(Dataset excerpt)

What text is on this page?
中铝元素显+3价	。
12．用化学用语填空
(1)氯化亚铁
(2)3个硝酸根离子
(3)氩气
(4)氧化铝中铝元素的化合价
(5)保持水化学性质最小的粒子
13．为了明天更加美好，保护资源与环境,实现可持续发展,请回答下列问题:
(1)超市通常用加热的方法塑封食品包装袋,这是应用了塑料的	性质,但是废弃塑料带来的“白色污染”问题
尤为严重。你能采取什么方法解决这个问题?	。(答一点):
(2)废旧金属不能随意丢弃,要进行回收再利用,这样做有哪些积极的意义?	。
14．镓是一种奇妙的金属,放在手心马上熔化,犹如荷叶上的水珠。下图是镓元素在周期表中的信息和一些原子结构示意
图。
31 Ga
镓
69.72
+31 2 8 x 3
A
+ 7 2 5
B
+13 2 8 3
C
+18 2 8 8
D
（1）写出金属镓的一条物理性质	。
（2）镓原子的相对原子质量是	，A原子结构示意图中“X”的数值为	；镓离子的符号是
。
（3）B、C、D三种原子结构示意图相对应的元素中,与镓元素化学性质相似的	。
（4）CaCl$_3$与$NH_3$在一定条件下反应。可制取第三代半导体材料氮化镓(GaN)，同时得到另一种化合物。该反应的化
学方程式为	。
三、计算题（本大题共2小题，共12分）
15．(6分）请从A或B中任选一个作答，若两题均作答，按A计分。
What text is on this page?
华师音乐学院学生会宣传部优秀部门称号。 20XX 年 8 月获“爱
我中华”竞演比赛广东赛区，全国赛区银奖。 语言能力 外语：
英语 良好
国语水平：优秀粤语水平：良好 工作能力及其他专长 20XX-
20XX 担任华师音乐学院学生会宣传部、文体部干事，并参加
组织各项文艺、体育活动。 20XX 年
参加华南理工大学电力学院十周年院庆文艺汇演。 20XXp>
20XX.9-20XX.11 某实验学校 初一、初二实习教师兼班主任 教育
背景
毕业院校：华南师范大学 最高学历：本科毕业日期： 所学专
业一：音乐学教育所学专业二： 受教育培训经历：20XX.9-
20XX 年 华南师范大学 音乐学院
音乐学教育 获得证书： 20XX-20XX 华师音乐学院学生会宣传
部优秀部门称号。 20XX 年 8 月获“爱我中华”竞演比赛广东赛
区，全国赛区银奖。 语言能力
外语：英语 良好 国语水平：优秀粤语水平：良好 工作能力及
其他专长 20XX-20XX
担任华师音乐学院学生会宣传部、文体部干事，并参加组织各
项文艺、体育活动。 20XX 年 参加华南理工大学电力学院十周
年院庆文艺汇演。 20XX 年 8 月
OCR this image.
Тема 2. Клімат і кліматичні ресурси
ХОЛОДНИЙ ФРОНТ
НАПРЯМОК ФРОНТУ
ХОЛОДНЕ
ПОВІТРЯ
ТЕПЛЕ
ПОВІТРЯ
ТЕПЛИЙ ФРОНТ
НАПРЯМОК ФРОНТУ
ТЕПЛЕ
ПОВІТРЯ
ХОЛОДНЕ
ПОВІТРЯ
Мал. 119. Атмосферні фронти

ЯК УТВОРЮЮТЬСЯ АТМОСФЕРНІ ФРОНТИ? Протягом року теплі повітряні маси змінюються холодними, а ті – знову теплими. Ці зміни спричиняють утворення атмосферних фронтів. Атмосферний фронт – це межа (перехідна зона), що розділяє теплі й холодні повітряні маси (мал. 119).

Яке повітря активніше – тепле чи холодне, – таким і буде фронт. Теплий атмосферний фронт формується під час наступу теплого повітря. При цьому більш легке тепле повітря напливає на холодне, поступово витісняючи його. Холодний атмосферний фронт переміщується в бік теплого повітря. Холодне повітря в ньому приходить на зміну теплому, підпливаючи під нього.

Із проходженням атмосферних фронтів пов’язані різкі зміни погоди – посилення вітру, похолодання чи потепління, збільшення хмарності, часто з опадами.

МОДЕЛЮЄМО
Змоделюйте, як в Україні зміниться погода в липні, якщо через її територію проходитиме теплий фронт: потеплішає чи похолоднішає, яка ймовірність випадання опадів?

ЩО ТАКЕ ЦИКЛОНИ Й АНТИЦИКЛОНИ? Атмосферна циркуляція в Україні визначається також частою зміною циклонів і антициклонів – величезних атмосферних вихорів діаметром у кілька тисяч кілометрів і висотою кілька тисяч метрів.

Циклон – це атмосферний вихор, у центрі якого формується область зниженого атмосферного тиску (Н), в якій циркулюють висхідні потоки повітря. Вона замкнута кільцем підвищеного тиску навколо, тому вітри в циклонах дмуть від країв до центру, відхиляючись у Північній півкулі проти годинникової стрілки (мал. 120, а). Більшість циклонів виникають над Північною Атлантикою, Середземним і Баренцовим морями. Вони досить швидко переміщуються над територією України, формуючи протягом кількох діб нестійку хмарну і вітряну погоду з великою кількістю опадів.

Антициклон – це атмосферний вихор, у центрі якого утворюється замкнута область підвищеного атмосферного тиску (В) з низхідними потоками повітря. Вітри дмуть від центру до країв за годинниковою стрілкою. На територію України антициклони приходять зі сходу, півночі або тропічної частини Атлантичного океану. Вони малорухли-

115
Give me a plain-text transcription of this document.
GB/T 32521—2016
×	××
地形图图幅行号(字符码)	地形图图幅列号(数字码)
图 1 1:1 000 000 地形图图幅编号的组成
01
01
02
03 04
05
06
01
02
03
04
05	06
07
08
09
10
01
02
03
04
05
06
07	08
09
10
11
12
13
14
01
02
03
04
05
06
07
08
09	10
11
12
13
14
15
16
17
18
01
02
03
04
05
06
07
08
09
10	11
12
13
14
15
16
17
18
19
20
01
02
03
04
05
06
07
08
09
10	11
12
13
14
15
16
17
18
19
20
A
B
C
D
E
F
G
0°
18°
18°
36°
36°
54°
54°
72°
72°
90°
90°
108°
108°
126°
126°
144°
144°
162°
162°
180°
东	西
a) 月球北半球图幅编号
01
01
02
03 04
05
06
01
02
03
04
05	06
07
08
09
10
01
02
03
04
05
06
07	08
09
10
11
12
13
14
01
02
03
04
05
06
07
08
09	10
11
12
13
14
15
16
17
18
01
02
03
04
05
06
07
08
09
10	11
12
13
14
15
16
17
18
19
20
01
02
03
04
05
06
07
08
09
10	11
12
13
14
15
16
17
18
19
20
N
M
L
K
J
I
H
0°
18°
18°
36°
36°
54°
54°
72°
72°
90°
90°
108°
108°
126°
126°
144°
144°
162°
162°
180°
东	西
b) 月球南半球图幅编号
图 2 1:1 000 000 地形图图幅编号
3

**WORK TO DO**.
Give only the number of lines in the data that include the string "国语水平".

**SOLVED EXERCISE**.
2